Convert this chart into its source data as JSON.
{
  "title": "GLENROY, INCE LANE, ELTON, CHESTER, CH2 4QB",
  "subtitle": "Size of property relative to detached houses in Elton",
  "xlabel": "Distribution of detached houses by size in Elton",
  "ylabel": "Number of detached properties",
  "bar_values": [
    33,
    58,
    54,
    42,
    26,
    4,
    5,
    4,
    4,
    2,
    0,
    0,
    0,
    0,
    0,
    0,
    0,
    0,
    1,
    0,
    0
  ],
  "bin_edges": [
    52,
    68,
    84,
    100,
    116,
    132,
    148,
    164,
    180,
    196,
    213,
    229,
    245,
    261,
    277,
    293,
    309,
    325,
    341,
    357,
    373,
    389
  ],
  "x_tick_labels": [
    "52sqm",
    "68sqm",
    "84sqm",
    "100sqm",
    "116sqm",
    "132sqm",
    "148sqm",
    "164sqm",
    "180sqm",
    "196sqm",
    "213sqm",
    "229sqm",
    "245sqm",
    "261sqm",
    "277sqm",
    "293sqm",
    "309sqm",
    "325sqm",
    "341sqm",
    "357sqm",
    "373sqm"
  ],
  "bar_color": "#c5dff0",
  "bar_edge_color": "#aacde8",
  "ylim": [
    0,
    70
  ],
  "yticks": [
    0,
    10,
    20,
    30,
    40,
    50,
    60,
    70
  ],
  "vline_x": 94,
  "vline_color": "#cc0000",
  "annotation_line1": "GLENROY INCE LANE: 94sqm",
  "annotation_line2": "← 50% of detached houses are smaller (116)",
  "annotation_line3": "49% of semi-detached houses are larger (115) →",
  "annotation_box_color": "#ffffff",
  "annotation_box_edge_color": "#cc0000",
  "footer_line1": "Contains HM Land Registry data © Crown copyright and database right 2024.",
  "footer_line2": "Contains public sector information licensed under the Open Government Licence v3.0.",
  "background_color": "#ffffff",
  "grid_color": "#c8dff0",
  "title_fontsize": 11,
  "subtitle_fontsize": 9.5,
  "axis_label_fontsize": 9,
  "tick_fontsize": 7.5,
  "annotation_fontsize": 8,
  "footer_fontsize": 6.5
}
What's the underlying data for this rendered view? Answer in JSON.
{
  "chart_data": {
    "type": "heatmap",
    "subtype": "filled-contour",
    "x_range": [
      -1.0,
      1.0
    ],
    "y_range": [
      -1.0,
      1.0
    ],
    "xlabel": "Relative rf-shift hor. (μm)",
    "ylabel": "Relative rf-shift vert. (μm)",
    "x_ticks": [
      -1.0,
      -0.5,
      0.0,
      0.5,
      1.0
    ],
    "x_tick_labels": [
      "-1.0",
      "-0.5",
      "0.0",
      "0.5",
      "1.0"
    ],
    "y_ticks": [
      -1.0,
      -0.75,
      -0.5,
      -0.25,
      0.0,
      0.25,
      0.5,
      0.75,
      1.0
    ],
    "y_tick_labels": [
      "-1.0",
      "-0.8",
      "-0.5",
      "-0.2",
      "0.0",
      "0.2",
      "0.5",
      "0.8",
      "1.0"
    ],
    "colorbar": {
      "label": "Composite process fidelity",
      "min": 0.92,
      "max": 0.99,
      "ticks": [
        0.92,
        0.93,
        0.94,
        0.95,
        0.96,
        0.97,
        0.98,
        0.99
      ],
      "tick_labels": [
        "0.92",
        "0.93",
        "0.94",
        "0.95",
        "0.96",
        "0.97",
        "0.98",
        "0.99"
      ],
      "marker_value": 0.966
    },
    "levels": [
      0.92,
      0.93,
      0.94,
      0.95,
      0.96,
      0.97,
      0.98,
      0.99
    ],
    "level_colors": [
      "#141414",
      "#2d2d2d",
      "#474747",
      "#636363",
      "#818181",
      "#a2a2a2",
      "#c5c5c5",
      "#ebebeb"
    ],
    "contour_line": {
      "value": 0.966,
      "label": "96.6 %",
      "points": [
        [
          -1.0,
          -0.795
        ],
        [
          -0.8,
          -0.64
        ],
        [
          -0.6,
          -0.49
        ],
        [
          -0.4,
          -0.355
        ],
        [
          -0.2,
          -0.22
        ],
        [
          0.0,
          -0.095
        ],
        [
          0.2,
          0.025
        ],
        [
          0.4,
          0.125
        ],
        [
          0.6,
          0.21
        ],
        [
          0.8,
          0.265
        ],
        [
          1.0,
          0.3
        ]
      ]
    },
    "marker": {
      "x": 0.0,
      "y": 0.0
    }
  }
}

Given instruction ->
Quote each line of the listing above exactly.

The result ->
Convert this chart into its source data as JSON.
{
  "title": "GLENROY, INCE LANE, ELTON, CHESTER, CH2 4QB",
  "subtitle": "Size of property relative to detached houses in Elton",
  "xlabel": "Distribution of detached houses by size in Elton",
  "ylabel": "Number of detached properties",
  "bar_values": [
    33,
    58,
    54,
    42,
    26,
    4,
    5,
    4,
    4,
    2,
    0,
    0,
    0,
    0,
    0,
    0,
    0,
    0,
    1,
    0,
    0
  ],
  "bin_edges": [
    52,
    68,
    84,
    100,
    116,
    132,
    148,
    164,
    180,
    196,
    213,
    229,
    245,
    261,
    277,
    293,
    309,
    325,
    341,
    357,
    373,
    389
  ],
  "x_tick_labels": [
    "52sqm",
    "68sqm",
    "84sqm",
    "100sqm",
    "116sqm",
    "132sqm",
    "148sqm",
    "164sqm",
    "180sqm",
    "196sqm",
    "213sqm",
    "229sqm",
    "245sqm",
    "261sqm",
    "277sqm",
    "293sqm",
    "309sqm",
    "325sqm",
    "341sqm",
    "357sqm",
    "373sqm"
  ],
  "bar_color": "#c5dff0",
  "bar_edge_color": "#aacde8",
  "ylim": [
    0,
    70
  ],
  "yticks": [
    0,
    10,
    20,
    30,
    40,
    50,
    60,
    70
  ],
  "vline_x": 94,
  "vline_color": "#cc0000",
  "annotation_line1": "GLENROY INCE LANE: 94sqm",
  "annotation_line2": "← 50% of detached houses are smaller (116)",
  "annotation_line3": "49% of semi-detached houses are larger (115) →",
  "annotation_box_color": "#ffffff",
  "annotation_box_edge_color": "#cc0000",
  "footer_line1": "Contains HM Land Registry data © Crown copyright and database right 2024.",
  "footer_line2": "Contains public sector information licensed under the Open Government Licence v3.0.",
  "background_color": "#ffffff",
  "grid_color": "#c8dff0",
  "title_fontsize": 11,
  "subtitle_fontsize": 9.5,
  "axis_label_fontsize": 9,
  "tick_fontsize": 7.5,
  "annotation_fontsize": 8,
  "footer_fontsize": 6.5
}
What's the underlying data for this rendered view? Answer in JSON.
{
  "chart_data": {
    "type": "heatmap",
    "subtype": "filled-contour",
    "x_range": [
      -1.0,
      1.0
    ],
    "y_range": [
      -1.0,
      1.0
    ],
    "xlabel": "Relative rf-shift hor. (μm)",
    "ylabel": "Relative rf-shift vert. (μm)",
    "x_ticks": [
      -1.0,
      -0.5,
      0.0,
      0.5,
      1.0
    ],
    "x_tick_labels": [
      "-1.0",
      "-0.5",
      "0.0",
      "0.5",
      "1.0"
    ],
    "y_ticks": [
      -1.0,
      -0.75,
      -0.5,
      -0.25,
      0.0,
      0.25,
      0.5,
      0.75,
      1.0
    ],
    "y_tick_labels": [
      "-1.0",
      "-0.8",
      "-0.5",
      "-0.2",
      "0.0",
      "0.2",
      "0.5",
      "0.8",
      "1.0"
    ],
    "colorbar": {
      "label": "Composite process fidelity",
      "min": 0.92,
      "max": 0.99,
      "ticks": [
        0.92,
        0.93,
        0.94,
        0.95,
        0.96,
        0.97,
        0.98,
        0.99
      ],
      "tick_labels": [
        "0.92",
        "0.93",
        "0.94",
        "0.95",
        "0.96",
        "0.97",
        "0.98",
        "0.99"
      ],
      "marker_value": 0.966
    },
    "levels": [
      0.92,
      0.93,
      0.94,
      0.95,
      0.96,
      0.97,
      0.98,
      0.99
    ],
    "level_colors": [
      "#141414",
      "#2d2d2d",
      "#474747",
      "#636363",
      "#818181",
      "#a2a2a2",
      "#c5c5c5",
      "#ebebeb"
    ],
    "contour_line": {
      "value": 0.966,
      "label": "96.6 %",
      "points": [
        [
          -1.0,
          -0.795
        ],
        [
          -0.8,
          -0.64
        ],
        [
          -0.6,
          -0.49
        ],
        [
          -0.4,
          -0.355
        ],
        [
          -0.2,
          -0.22
        ],
        [
          0.0,
          -0.095
        ],
        [
          0.2,
          0.025
        ],
        [
          0.4,
          0.125
        ],
        [
          0.6,
          0.21
        ],
        [
          0.8,
          0.265
        ],
        [
          1.0,
          0.3
        ]
      ]
    },
    "marker": {
      "x": 0.0,
      "y": 0.0
    }
  }
}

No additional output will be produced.